Dataset rows
◇ ◇ ◇ ◇ ◇
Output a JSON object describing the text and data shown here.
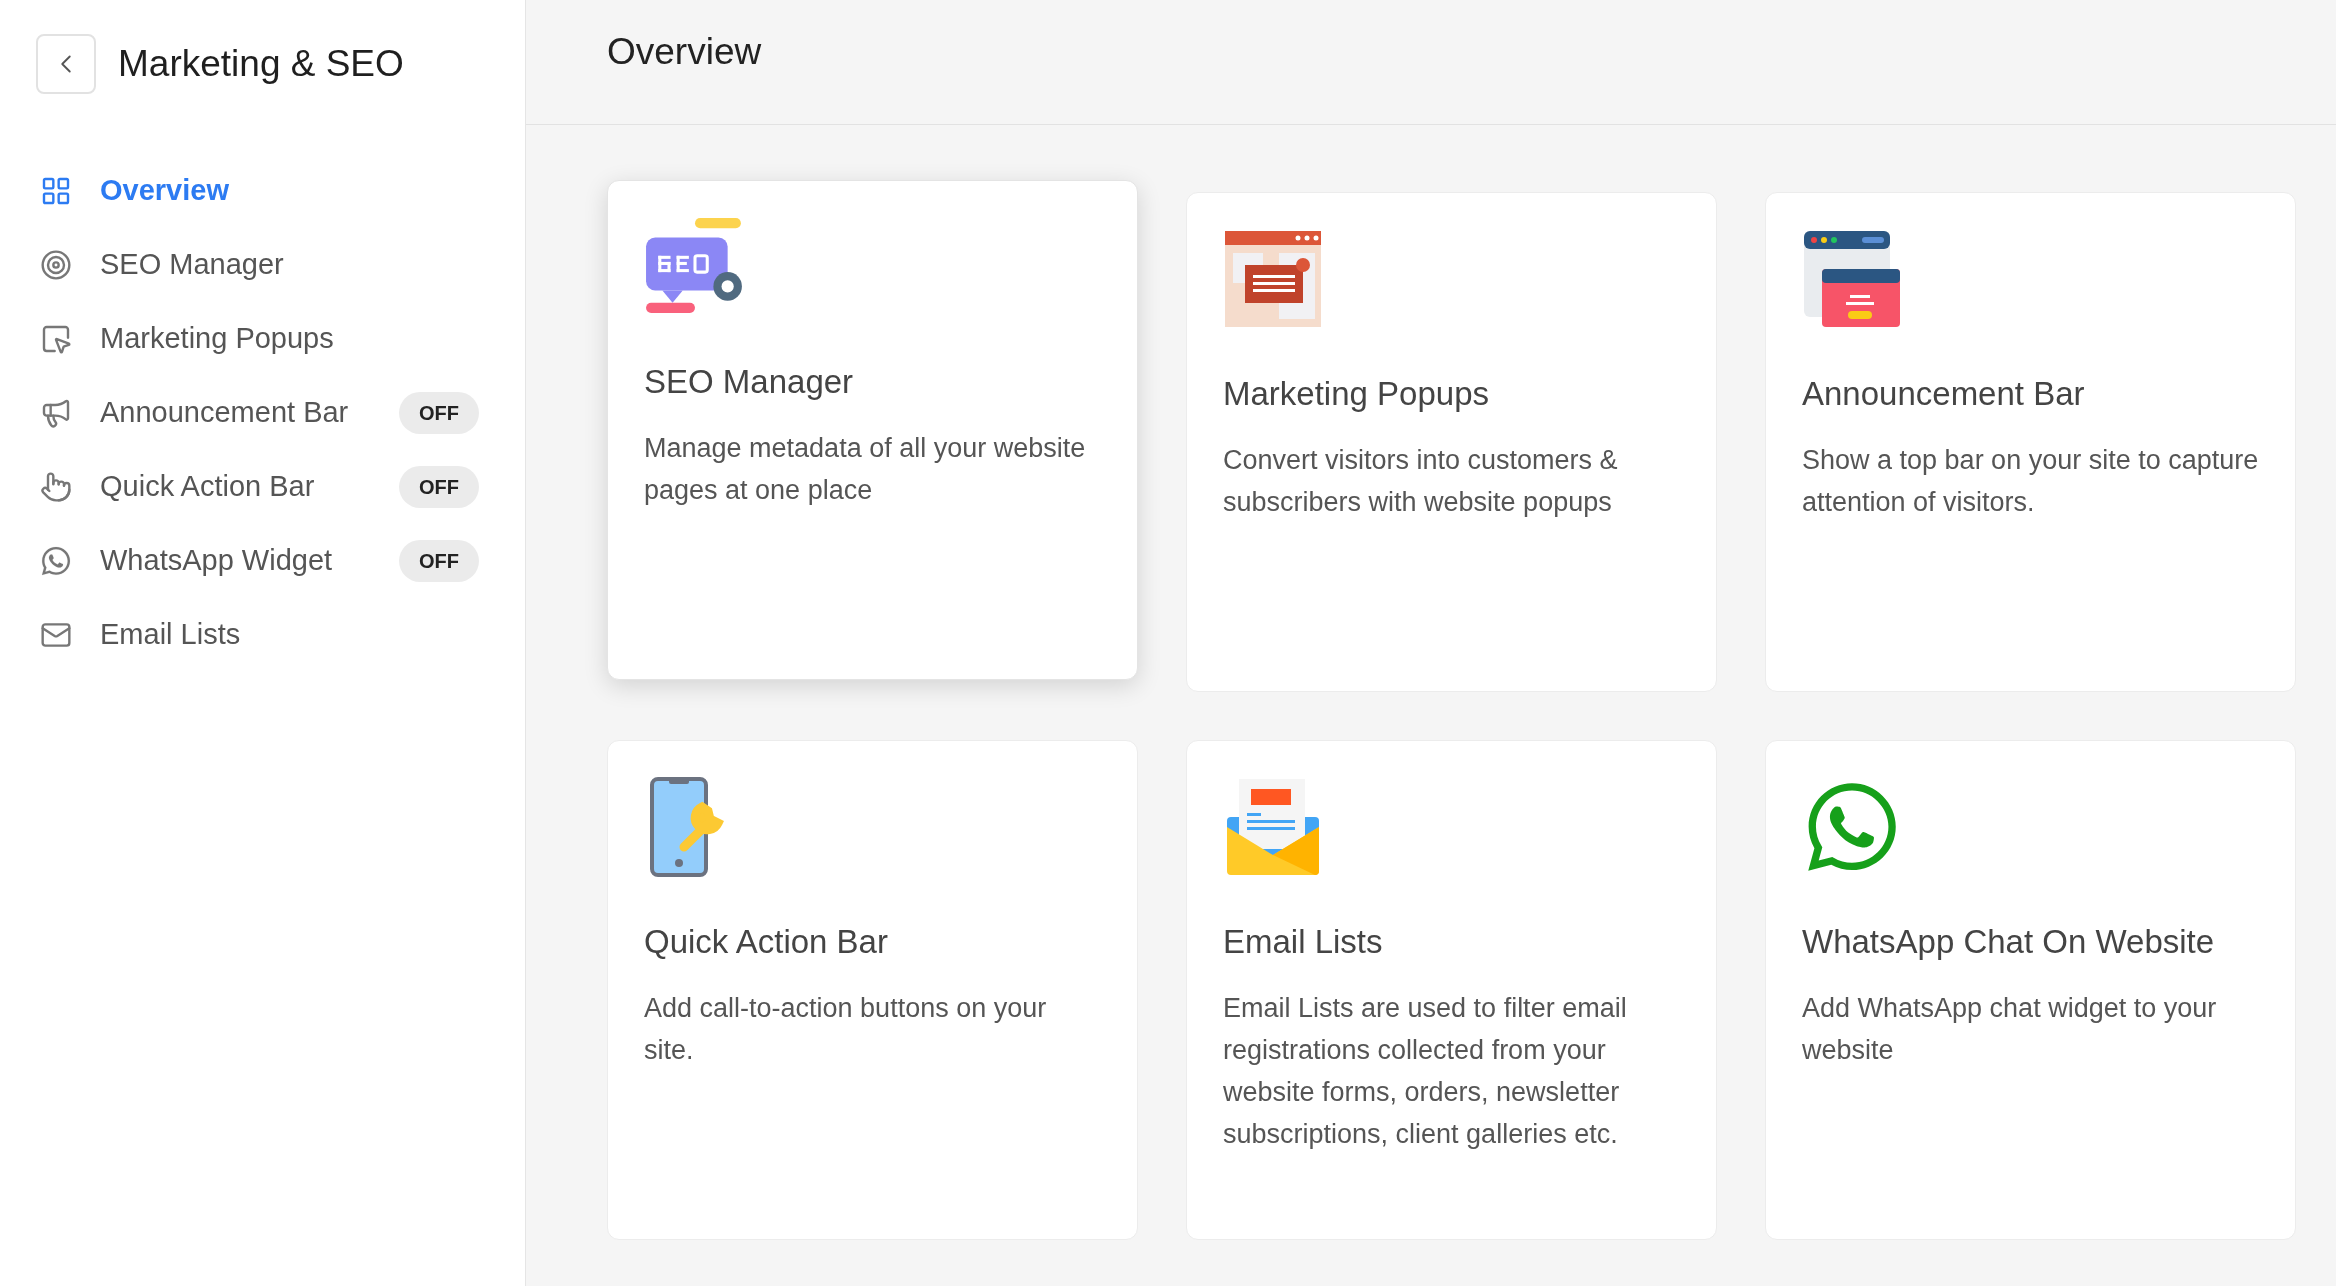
{
  "sidebar": {
    "title": "Marketing & SEO",
    "items": [
      {
        "label": "Overview",
        "selected": true
      },
      {
        "label": "SEO Manager",
        "selected": false
      },
      {
        "label": "Marketing Popups",
        "selected": false
      },
      {
        "label": "Announcement Bar",
        "selected": false,
        "badge": "OFF"
      },
      {
        "label": "Quick Action Bar",
        "selected": false,
        "badge": "OFF"
      },
      {
        "label": "WhatsApp Widget",
        "selected": false,
        "badge": "OFF"
      },
      {
        "label": "Email Lists",
        "selected": false
      }
    ]
  },
  "header": {
    "title": "Overview"
  },
  "cards": [
    {
      "title": "SEO Manager",
      "description": "Manage metadata of all your website pages at one place",
      "highlighted": true
    },
    {
      "title": "Marketing Popups",
      "description": "Convert visitors into customers & subscribers with website popups",
      "highlighted": false
    },
    {
      "title": "Announcement Bar",
      "description": "Show a top bar on your site to capture attention of visitors.",
      "highlighted": false
    },
    {
      "title": "Quick Action Bar",
      "description": "Add call-to-action buttons on your site.",
      "highlighted": false
    },
    {
      "title": "Email Lists",
      "description": "Email Lists are used to filter email registrations collected from your website forms, orders, newsletter subscriptions, client galleries etc.",
      "highlighted": false
    },
    {
      "title": "WhatsApp Chat On Website",
      "description": "Add WhatsApp chat widget to your website",
      "highlighted": false
    }
  ]
}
◇ ◇ ◇ ◇ ◇
→ Problem details
Select every line in the material above where the string "visitors" occurs, and copy it.

→ Reply
      "description": "Convert visitors into customers & subscribers with website popups",
      "description": "Show a top bar on your site to capture attention of visitors.",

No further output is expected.